Present the data once more in exactly its original form.

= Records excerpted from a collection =
= = = =
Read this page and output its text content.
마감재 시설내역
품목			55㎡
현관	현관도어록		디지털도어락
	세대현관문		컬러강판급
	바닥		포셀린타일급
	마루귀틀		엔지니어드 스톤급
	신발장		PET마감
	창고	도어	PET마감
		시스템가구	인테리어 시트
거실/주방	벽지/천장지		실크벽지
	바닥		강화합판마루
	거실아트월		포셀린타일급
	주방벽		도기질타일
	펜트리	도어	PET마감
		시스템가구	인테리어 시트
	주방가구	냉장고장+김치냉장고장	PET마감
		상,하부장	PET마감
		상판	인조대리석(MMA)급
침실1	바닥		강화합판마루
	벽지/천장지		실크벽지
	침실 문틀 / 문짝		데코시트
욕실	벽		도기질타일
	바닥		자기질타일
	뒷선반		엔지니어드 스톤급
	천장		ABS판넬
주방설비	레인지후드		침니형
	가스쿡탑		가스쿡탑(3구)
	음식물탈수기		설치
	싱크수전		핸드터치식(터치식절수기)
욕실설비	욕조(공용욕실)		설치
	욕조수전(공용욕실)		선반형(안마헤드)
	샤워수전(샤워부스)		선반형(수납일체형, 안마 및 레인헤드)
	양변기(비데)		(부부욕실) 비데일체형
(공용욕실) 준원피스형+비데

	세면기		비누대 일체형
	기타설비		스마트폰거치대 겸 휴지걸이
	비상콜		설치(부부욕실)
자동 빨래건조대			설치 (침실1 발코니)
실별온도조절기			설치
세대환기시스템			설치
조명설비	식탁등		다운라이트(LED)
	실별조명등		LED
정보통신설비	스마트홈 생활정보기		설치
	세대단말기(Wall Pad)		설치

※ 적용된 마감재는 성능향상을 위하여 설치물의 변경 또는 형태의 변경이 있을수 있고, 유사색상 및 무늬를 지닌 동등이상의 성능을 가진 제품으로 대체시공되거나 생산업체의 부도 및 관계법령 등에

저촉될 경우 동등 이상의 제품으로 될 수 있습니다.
= = = =
= Task response =
Read this page and output its text content.
마감재 시설내역
품목			55㎡
현관	현관도어록		디지털도어락
	세대현관문		컬러강판급
	바닥		포셀린타일급
	마루귀틀		엔지니어드 스톤급
	신발장		PET마감
	창고	도어	PET마감
		시스템가구	인테리어 시트
거실/주방	벽지/천장지		실크벽지
	바닥		강화합판마루
	거실아트월		포셀린타일급
	주방벽		도기질타일
	펜트리	도어	PET마감
		시스템가구	인테리어 시트
	주방가구	냉장고장+김치냉장고장	PET마감
		상,하부장	PET마감
		상판	인조대리석(MMA)급
침실1	바닥		강화합판마루
	벽지/천장지		실크벽지
	침실 문틀 / 문짝		데코시트
욕실	벽		도기질타일
	바닥		자기질타일
	뒷선반		엔지니어드 스톤급
	천장		ABS판넬
주방설비	레인지후드		침니형
	가스쿡탑		가스쿡탑(3구)
	음식물탈수기		설치
	싱크수전		핸드터치식(터치식절수기)
욕실설비	욕조(공용욕실)		설치
	욕조수전(공용욕실)		선반형(안마헤드)
	샤워수전(샤워부스)		선반형(수납일체형, 안마 및 레인헤드)
	양변기(비데)		(부부욕실) 비데일체형
(공용욕실) 준원피스형+비데

	세면기		비누대 일체형
	기타설비		스마트폰거치대 겸 휴지걸이
	비상콜		설치(부부욕실)
자동 빨래건조대			설치 (침실1 발코니)
실별온도조절기			설치
세대환기시스템			설치
조명설비	식탁등		다운라이트(LED)
	실별조명등		LED
정보통신설비	스마트홈 생활정보기		설치
	세대단말기(Wall Pad)		설치

※ 적용된 마감재는 성능향상을 위하여 설치물의 변경 또는 형태의 변경이 있을수 있고, 유사색상 및 무늬를 지닌 동등이상의 성능을 가진 제품으로 대체시공되거나 생산업체의 부도 및 관계법령 등에

저촉될 경우 동등 이상의 제품으로 될 수 있습니다.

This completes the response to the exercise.